— start of DATA FOR THIS EXERCISE —
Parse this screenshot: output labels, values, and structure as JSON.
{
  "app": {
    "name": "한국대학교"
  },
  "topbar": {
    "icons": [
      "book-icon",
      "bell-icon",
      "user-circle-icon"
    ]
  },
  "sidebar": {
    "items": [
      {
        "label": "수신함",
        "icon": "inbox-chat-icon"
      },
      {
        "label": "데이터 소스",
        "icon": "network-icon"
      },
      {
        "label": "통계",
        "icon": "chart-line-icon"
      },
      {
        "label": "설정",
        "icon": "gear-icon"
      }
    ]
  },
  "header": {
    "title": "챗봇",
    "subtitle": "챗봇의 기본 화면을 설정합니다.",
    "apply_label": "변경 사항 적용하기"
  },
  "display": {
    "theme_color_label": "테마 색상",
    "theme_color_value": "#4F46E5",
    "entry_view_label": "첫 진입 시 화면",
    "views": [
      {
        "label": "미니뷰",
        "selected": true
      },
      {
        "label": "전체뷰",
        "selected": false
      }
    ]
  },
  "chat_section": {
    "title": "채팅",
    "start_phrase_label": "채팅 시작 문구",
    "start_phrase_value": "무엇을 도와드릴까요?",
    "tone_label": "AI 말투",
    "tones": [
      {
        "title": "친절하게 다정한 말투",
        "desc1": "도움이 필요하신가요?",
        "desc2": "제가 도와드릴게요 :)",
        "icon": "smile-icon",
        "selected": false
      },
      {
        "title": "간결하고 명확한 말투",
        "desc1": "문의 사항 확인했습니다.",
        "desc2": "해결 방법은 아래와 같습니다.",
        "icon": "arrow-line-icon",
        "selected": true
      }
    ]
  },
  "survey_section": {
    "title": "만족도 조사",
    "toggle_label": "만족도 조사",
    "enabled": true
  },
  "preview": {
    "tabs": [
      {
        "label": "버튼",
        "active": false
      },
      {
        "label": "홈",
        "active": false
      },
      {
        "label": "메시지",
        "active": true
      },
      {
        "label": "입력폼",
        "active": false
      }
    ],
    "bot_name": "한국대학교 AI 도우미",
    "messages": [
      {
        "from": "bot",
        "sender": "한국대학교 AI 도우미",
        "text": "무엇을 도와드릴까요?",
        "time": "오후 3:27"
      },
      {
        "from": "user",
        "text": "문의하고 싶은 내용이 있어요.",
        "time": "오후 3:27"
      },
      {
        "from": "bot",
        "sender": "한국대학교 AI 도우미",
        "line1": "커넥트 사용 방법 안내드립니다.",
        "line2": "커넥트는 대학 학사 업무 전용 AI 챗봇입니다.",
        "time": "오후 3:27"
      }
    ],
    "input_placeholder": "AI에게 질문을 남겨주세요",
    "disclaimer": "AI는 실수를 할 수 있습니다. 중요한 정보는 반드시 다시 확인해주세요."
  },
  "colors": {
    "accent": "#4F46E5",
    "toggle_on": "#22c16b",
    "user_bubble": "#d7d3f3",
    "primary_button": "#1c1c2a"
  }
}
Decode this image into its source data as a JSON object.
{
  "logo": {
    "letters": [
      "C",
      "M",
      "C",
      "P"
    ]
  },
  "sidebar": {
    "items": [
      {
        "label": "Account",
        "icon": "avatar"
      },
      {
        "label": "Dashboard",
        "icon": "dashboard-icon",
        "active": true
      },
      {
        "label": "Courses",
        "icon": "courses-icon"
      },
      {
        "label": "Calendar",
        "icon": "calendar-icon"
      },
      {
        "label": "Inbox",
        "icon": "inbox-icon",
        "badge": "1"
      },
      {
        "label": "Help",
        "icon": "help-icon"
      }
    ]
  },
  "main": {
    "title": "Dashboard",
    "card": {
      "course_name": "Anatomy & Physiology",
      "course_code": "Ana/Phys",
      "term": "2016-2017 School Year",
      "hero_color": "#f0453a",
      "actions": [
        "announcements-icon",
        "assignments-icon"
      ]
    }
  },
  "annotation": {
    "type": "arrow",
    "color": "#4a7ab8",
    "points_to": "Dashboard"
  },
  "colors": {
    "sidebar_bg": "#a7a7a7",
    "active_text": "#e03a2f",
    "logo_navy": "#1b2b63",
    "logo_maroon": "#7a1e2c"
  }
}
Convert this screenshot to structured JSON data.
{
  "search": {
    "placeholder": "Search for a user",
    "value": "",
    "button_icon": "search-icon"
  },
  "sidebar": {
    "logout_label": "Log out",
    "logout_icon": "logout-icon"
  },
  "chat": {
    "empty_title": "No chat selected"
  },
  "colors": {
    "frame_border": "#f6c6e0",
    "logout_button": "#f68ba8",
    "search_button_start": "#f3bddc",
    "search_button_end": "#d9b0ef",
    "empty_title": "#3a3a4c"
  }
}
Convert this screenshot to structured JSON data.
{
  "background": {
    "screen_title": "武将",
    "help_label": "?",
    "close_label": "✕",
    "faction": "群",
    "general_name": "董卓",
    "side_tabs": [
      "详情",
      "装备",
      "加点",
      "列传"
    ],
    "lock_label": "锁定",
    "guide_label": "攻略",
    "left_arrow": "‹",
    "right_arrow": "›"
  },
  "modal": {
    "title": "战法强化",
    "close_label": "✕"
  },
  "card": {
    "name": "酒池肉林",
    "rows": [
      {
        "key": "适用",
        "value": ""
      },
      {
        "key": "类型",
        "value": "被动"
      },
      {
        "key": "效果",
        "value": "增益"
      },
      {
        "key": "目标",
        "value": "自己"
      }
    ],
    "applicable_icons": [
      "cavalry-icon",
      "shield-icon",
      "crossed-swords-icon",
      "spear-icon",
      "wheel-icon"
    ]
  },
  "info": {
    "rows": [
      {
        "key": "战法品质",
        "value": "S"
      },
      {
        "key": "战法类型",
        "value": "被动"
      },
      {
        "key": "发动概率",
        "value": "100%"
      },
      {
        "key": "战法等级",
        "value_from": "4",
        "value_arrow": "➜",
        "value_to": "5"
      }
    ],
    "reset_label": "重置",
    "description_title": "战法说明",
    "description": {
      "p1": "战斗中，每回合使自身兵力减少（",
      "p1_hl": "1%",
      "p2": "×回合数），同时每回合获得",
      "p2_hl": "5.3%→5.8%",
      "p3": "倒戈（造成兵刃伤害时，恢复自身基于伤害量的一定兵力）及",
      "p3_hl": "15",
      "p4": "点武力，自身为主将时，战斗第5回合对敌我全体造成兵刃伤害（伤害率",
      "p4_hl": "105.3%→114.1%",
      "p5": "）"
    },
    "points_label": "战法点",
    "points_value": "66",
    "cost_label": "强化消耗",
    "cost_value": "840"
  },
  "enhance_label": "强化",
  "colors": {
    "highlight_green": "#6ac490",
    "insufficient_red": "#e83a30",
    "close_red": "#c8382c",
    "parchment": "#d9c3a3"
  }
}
— end of DATA FOR THIS EXERCISE —
• **GOAL**: Give all the records again. Match them exactly.

• **WRITTEN SOLUTION**:
Parse this screenshot: output labels, values, and structure as JSON.
{
  "app": {
    "name": "한국대학교"
  },
  "topbar": {
    "icons": [
      "book-icon",
      "bell-icon",
      "user-circle-icon"
    ]
  },
  "sidebar": {
    "items": [
      {
        "label": "수신함",
        "icon": "inbox-chat-icon"
      },
      {
        "label": "데이터 소스",
        "icon": "network-icon"
      },
      {
        "label": "통계",
        "icon": "chart-line-icon"
      },
      {
        "label": "설정",
        "icon": "gear-icon"
      }
    ]
  },
  "header": {
    "title": "챗봇",
    "subtitle": "챗봇의 기본 화면을 설정합니다.",
    "apply_label": "변경 사항 적용하기"
  },
  "display": {
    "theme_color_label": "테마 색상",
    "theme_color_value": "#4F46E5",
    "entry_view_label": "첫 진입 시 화면",
    "views": [
      {
        "label": "미니뷰",
        "selected": true
      },
      {
        "label": "전체뷰",
        "selected": false
      }
    ]
  },
  "chat_section": {
    "title": "채팅",
    "start_phrase_label": "채팅 시작 문구",
    "start_phrase_value": "무엇을 도와드릴까요?",
    "tone_label": "AI 말투",
    "tones": [
      {
        "title": "친절하게 다정한 말투",
        "desc1": "도움이 필요하신가요?",
        "desc2": "제가 도와드릴게요 :)",
        "icon": "smile-icon",
        "selected": false
      },
      {
        "title": "간결하고 명확한 말투",
        "desc1": "문의 사항 확인했습니다.",
        "desc2": "해결 방법은 아래와 같습니다.",
        "icon": "arrow-line-icon",
        "selected": true
      }
    ]
  },
  "survey_section": {
    "title": "만족도 조사",
    "toggle_label": "만족도 조사",
    "enabled": true
  },
  "preview": {
    "tabs": [
      {
        "label": "버튼",
        "active": false
      },
      {
        "label": "홈",
        "active": false
      },
      {
        "label": "메시지",
        "active": true
      },
      {
        "label": "입력폼",
        "active": false
      }
    ],
    "bot_name": "한국대학교 AI 도우미",
    "messages": [
      {
        "from": "bot",
        "sender": "한국대학교 AI 도우미",
        "text": "무엇을 도와드릴까요?",
        "time": "오후 3:27"
      },
      {
        "from": "user",
        "text": "문의하고 싶은 내용이 있어요.",
        "time": "오후 3:27"
      },
      {
        "from": "bot",
        "sender": "한국대학교 AI 도우미",
        "line1": "커넥트 사용 방법 안내드립니다.",
        "line2": "커넥트는 대학 학사 업무 전용 AI 챗봇입니다.",
        "time": "오후 3:27"
      }
    ],
    "input_placeholder": "AI에게 질문을 남겨주세요",
    "disclaimer": "AI는 실수를 할 수 있습니다. 중요한 정보는 반드시 다시 확인해주세요."
  },
  "colors": {
    "accent": "#4F46E5",
    "toggle_on": "#22c16b",
    "user_bubble": "#d7d3f3",
    "primary_button": "#1c1c2a"
  }
}
Decode this image into its source data as a JSON object.
{
  "logo": {
    "letters": [
      "C",
      "M",
      "C",
      "P"
    ]
  },
  "sidebar": {
    "items": [
      {
        "label": "Account",
        "icon": "avatar"
      },
      {
        "label": "Dashboard",
        "icon": "dashboard-icon",
        "active": true
      },
      {
        "label": "Courses",
        "icon": "courses-icon"
      },
      {
        "label": "Calendar",
        "icon": "calendar-icon"
      },
      {
        "label": "Inbox",
        "icon": "inbox-icon",
        "badge": "1"
      },
      {
        "label": "Help",
        "icon": "help-icon"
      }
    ]
  },
  "main": {
    "title": "Dashboard",
    "card": {
      "course_name": "Anatomy & Physiology",
      "course_code": "Ana/Phys",
      "term": "2016-2017 School Year",
      "hero_color": "#f0453a",
      "actions": [
        "announcements-icon",
        "assignments-icon"
      ]
    }
  },
  "annotation": {
    "type": "arrow",
    "color": "#4a7ab8",
    "points_to": "Dashboard"
  },
  "colors": {
    "sidebar_bg": "#a7a7a7",
    "active_text": "#e03a2f",
    "logo_navy": "#1b2b63",
    "logo_maroon": "#7a1e2c"
  }
}
Convert this screenshot to structured JSON data.
{
  "search": {
    "placeholder": "Search for a user",
    "value": "",
    "button_icon": "search-icon"
  },
  "sidebar": {
    "logout_label": "Log out",
    "logout_icon": "logout-icon"
  },
  "chat": {
    "empty_title": "No chat selected"
  },
  "colors": {
    "frame_border": "#f6c6e0",
    "logout_button": "#f68ba8",
    "search_button_start": "#f3bddc",
    "search_button_end": "#d9b0ef",
    "empty_title": "#3a3a4c"
  }
}
Convert this screenshot to structured JSON data.
{
  "background": {
    "screen_title": "武将",
    "help_label": "?",
    "close_label": "✕",
    "faction": "群",
    "general_name": "董卓",
    "side_tabs": [
      "详情",
      "装备",
      "加点",
      "列传"
    ],
    "lock_label": "锁定",
    "guide_label": "攻略",
    "left_arrow": "‹",
    "right_arrow": "›"
  },
  "modal": {
    "title": "战法强化",
    "close_label": "✕"
  },
  "card": {
    "name": "酒池肉林",
    "rows": [
      {
        "key": "适用",
        "value": ""
      },
      {
        "key": "类型",
        "value": "被动"
      },
      {
        "key": "效果",
        "value": "增益"
      },
      {
        "key": "目标",
        "value": "自己"
      }
    ],
    "applicable_icons": [
      "cavalry-icon",
      "shield-icon",
      "crossed-swords-icon",
      "spear-icon",
      "wheel-icon"
    ]
  },
  "info": {
    "rows": [
      {
        "key": "战法品质",
        "value": "S"
      },
      {
        "key": "战法类型",
        "value": "被动"
      },
      {
        "key": "发动概率",
        "value": "100%"
      },
      {
        "key": "战法等级",
        "value_from": "4",
        "value_arrow": "➜",
        "value_to": "5"
      }
    ],
    "reset_label": "重置",
    "description_title": "战法说明",
    "description": {
      "p1": "战斗中，每回合使自身兵力减少（",
      "p1_hl": "1%",
      "p2": "×回合数），同时每回合获得",
      "p2_hl": "5.3%→5.8%",
      "p3": "倒戈（造成兵刃伤害时，恢复自身基于伤害量的一定兵力）及",
      "p3_hl": "15",
      "p4": "点武力，自身为主将时，战斗第5回合对敌我全体造成兵刃伤害（伤害率",
      "p4_hl": "105.3%→114.1%",
      "p5": "）"
    },
    "points_label": "战法点",
    "points_value": "66",
    "cost_label": "强化消耗",
    "cost_value": "840"
  },
  "enhance_label": "强化",
  "colors": {
    "highlight_green": "#6ac490",
    "insufficient_red": "#e83a30",
    "close_red": "#c8382c",
    "parchment": "#d9c3a3"
  }
}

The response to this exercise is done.